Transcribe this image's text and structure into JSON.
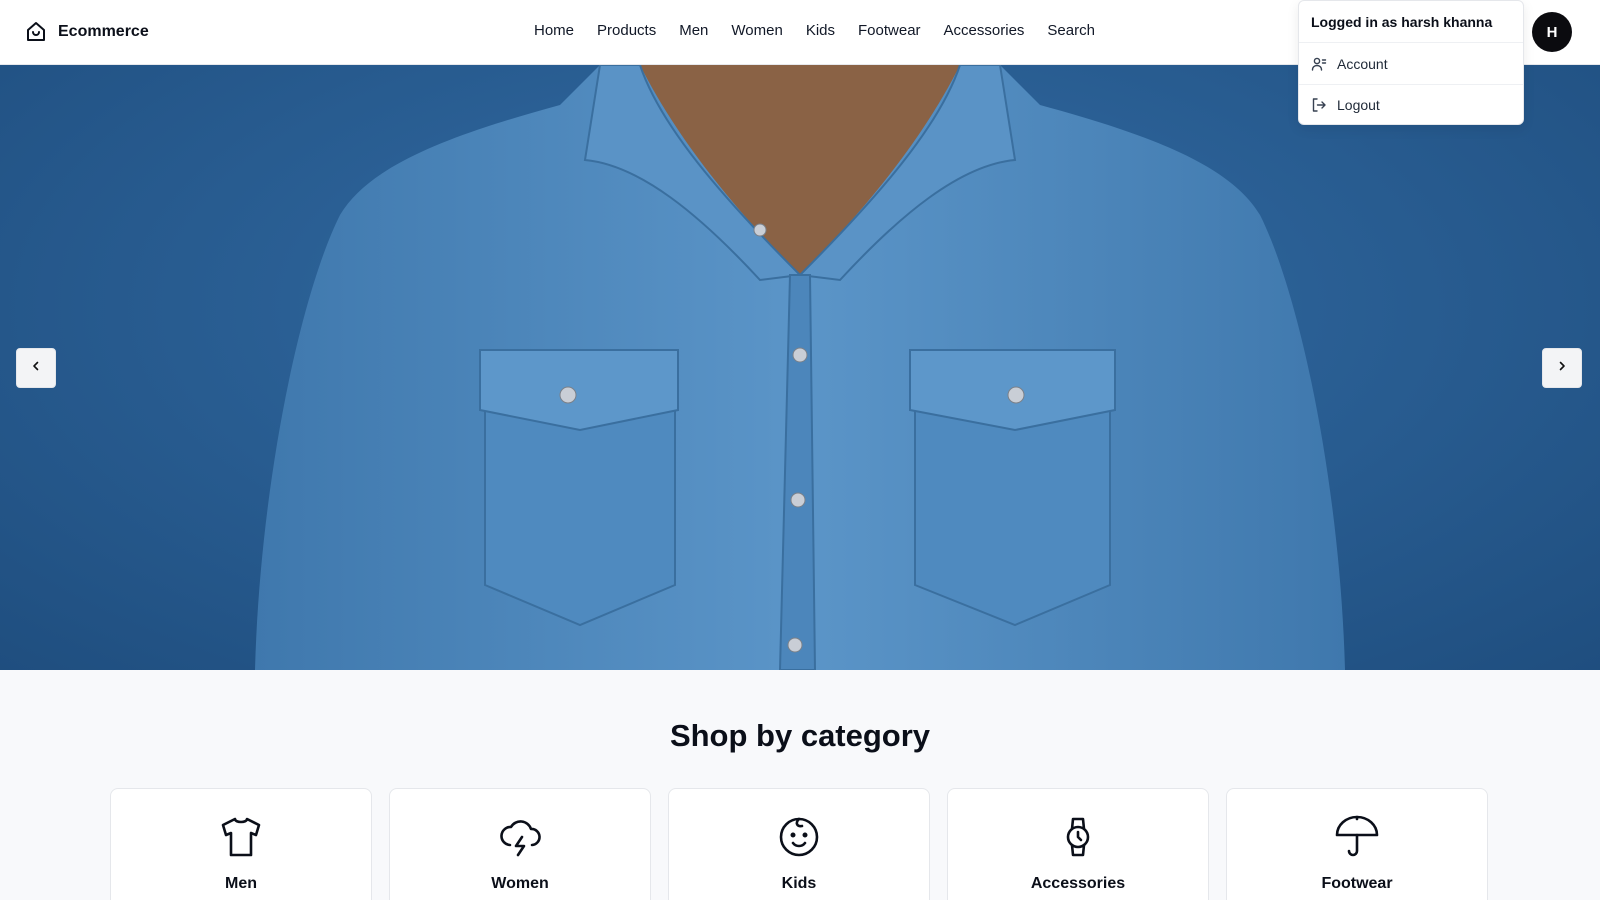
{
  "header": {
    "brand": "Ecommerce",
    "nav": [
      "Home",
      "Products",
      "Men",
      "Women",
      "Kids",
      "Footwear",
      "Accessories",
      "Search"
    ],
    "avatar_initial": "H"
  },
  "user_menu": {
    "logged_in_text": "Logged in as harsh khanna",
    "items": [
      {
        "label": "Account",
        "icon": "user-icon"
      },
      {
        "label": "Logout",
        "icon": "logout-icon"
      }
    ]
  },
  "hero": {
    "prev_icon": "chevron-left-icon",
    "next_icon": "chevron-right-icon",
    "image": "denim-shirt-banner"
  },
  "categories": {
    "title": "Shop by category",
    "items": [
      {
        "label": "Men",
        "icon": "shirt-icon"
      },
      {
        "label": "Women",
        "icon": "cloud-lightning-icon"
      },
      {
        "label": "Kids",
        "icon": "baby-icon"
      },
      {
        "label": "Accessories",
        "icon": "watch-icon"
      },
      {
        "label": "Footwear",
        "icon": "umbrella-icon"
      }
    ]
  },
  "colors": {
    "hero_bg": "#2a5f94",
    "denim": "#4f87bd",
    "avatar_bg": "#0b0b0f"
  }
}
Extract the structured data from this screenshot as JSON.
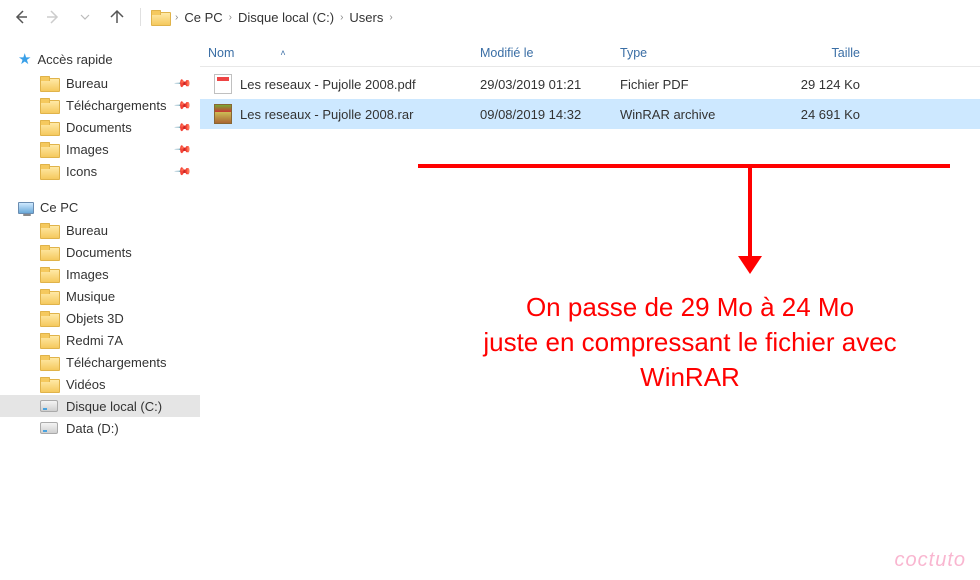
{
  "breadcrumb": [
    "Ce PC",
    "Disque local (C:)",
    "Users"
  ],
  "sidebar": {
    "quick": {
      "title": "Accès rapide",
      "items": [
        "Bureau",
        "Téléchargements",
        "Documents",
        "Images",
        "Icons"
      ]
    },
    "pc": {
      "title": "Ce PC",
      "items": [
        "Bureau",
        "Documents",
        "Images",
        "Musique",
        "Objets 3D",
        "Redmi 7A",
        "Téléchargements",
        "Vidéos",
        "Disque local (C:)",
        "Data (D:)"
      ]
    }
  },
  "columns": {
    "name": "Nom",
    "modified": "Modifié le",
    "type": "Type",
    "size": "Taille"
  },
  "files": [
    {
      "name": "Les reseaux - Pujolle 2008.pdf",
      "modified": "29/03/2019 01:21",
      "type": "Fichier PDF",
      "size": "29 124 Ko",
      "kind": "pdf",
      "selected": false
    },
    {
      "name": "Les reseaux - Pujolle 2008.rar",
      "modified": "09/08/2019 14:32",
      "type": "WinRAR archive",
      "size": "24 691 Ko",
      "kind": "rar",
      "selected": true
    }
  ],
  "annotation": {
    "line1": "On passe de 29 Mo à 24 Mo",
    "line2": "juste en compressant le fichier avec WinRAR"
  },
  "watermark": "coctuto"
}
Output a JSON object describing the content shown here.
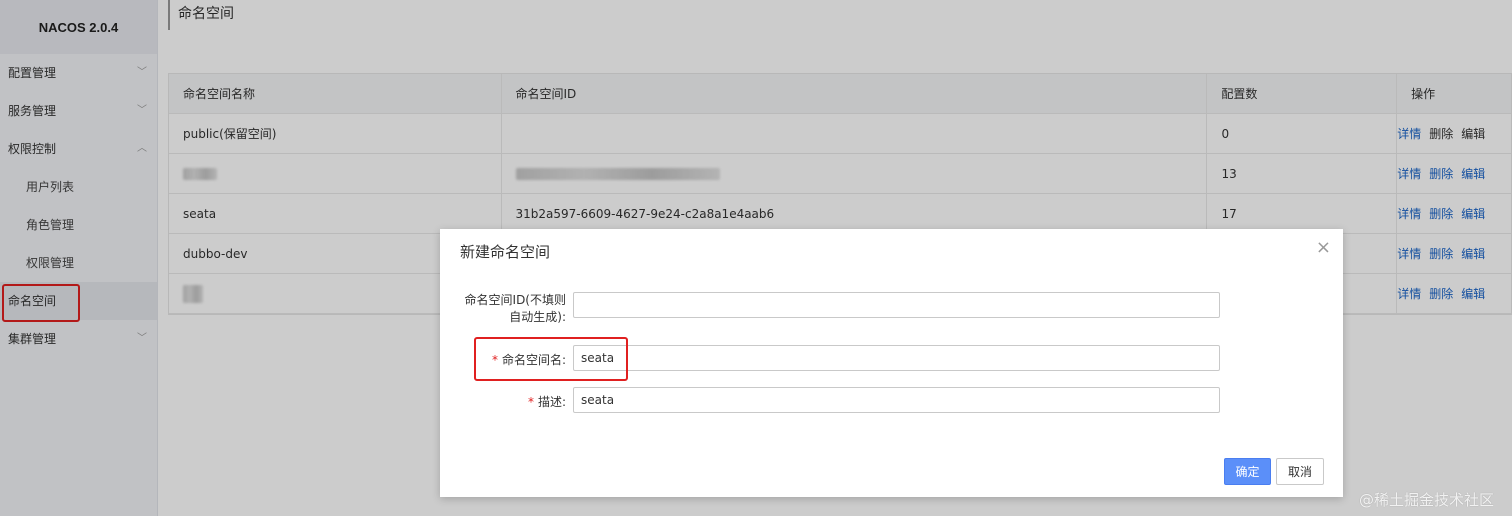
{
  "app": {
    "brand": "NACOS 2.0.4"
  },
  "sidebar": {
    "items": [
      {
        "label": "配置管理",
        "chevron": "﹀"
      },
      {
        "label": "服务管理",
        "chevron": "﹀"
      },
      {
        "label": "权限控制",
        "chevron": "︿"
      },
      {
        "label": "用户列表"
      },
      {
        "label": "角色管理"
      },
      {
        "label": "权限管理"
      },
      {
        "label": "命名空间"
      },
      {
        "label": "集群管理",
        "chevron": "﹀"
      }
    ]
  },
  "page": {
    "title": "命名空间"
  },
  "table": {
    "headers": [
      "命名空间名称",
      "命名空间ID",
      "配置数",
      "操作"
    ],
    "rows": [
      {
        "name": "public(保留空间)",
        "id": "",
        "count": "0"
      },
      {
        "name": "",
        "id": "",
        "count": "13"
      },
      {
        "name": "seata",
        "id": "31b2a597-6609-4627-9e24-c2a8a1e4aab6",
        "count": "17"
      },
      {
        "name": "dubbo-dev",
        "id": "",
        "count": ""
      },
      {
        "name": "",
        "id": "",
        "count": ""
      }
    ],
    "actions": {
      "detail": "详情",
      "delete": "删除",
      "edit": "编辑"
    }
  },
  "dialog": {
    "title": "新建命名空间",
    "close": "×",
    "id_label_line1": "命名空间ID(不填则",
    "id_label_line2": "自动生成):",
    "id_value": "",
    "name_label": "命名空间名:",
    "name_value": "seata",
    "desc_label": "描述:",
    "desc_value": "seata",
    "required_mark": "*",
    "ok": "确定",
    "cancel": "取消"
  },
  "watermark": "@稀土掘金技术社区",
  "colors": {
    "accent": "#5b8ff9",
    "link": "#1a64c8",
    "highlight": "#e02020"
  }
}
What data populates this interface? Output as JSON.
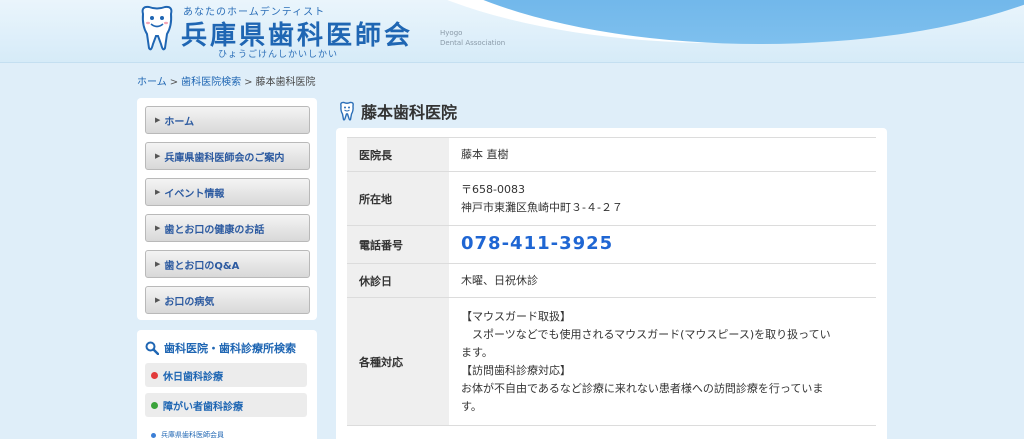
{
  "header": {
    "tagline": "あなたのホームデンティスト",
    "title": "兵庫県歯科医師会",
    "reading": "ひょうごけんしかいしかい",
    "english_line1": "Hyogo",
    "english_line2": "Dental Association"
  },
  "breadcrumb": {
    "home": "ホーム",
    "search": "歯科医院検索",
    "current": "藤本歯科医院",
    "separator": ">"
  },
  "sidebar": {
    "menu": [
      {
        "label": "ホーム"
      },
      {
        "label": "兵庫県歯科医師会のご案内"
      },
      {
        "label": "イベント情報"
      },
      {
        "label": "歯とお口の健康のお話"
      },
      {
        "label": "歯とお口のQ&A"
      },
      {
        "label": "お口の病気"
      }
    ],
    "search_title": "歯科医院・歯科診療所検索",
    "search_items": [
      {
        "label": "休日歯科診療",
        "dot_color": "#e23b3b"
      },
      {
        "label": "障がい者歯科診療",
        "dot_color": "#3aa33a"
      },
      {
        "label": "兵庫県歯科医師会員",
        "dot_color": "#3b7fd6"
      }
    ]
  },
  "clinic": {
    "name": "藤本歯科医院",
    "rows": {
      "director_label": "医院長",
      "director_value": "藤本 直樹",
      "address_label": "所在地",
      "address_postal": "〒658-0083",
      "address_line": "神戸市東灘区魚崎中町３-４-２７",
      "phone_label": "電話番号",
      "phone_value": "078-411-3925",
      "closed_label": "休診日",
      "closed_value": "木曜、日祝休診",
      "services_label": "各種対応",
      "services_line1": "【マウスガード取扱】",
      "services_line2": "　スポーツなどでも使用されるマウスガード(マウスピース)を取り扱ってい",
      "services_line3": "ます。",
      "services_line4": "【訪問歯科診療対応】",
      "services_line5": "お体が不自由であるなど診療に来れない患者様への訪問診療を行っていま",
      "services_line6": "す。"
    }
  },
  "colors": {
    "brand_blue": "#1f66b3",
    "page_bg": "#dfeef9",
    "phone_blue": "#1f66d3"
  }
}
::::::
§ TASK INSTRUCTIONS:
Give the number of lines in the records that contain the string "shirt", with no other output.

§ EXPECTED ANSWER:
2